Stored items
────────────────

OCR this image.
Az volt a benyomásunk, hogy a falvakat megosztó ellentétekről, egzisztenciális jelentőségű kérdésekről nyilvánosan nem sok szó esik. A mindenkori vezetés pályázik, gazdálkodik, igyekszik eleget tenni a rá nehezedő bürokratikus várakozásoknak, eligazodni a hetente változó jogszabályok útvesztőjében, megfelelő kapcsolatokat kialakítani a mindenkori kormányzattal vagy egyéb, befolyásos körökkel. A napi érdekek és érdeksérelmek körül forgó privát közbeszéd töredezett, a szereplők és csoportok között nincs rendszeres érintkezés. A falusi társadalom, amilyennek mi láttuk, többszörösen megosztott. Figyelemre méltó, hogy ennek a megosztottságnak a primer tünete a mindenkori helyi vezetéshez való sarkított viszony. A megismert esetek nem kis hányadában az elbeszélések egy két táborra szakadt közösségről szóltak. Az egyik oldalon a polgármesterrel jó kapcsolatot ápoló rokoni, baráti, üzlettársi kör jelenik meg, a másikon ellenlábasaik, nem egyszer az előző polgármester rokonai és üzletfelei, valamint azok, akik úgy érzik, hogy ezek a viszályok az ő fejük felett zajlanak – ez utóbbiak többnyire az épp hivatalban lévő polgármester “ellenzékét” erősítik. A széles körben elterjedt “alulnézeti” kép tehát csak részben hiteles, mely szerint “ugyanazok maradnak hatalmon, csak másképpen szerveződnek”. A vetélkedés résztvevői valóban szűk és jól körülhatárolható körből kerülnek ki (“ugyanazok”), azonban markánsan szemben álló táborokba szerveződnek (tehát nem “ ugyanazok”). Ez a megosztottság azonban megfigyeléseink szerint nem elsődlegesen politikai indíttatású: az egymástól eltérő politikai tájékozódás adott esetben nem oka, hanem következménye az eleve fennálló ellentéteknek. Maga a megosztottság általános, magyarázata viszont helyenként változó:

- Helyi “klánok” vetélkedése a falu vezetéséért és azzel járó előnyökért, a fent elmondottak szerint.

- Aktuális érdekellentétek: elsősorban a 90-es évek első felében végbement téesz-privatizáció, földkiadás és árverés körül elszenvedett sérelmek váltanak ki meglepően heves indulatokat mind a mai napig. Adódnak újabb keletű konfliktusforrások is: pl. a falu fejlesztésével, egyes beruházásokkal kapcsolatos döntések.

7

────────────────

> _YOUR OBJECTIVE_: Go through the records above and set each one down exactly, please.

> _COMPLETED TASK_:
OCR this image.
Az volt a benyomásunk, hogy a falvakat megosztó ellentétekről, egzisztenciális jelentőségű kérdésekről nyilvánosan nem sok szó esik. A mindenkori vezetés pályázik, gazdálkodik, igyekszik eleget tenni a rá nehezedő bürokratikus várakozásoknak, eligazodni a hetente változó jogszabályok útvesztőjében, megfelelő kapcsolatokat kialakítani a mindenkori kormányzattal vagy egyéb, befolyásos körökkel. A napi érdekek és érdeksérelmek körül forgó privát közbeszéd töredezett, a szereplők és csoportok között nincs rendszeres érintkezés. A falusi társadalom, amilyennek mi láttuk, többszörösen megosztott. Figyelemre méltó, hogy ennek a megosztottságnak a primer tünete a mindenkori helyi vezetéshez való sarkított viszony. A megismert esetek nem kis hányadában az elbeszélések egy két táborra szakadt közösségről szóltak. Az egyik oldalon a polgármesterrel jó kapcsolatot ápoló rokoni, baráti, üzlettársi kör jelenik meg, a másikon ellenlábasaik, nem egyszer az előző polgármester rokonai és üzletfelei, valamint azok, akik úgy érzik, hogy ezek a viszályok az ő fejük felett zajlanak – ez utóbbiak többnyire az épp hivatalban lévő polgármester “ellenzékét” erősítik. A széles körben elterjedt “alulnézeti” kép tehát csak részben hiteles, mely szerint “ugyanazok maradnak hatalmon, csak másképpen szerveződnek”. A vetélkedés résztvevői valóban szűk és jól körülhatárolható körből kerülnek ki (“ugyanazok”), azonban markánsan szemben álló táborokba szerveződnek (tehát nem “ ugyanazok”). Ez a megosztottság azonban megfigyeléseink szerint nem elsődlegesen politikai indíttatású: az egymástól eltérő politikai tájékozódás adott esetben nem oka, hanem következménye az eleve fennálló ellentéteknek. Maga a megosztottság általános, magyarázata viszont helyenként változó:

- Helyi “klánok” vetélkedése a falu vezetéséért és azzel járó előnyökért, a fent elmondottak szerint.

- Aktuális érdekellentétek: elsősorban a 90-es évek első felében végbement téesz-privatizáció, földkiadás és árverés körül elszenvedett sérelmek váltanak ki meglepően heves indulatokat mind a mai napig. Adódnak újabb keletű konfliktusforrások is: pl. a falu fejlesztésével, egyes beruházásokkal kapcsolatos döntések.

7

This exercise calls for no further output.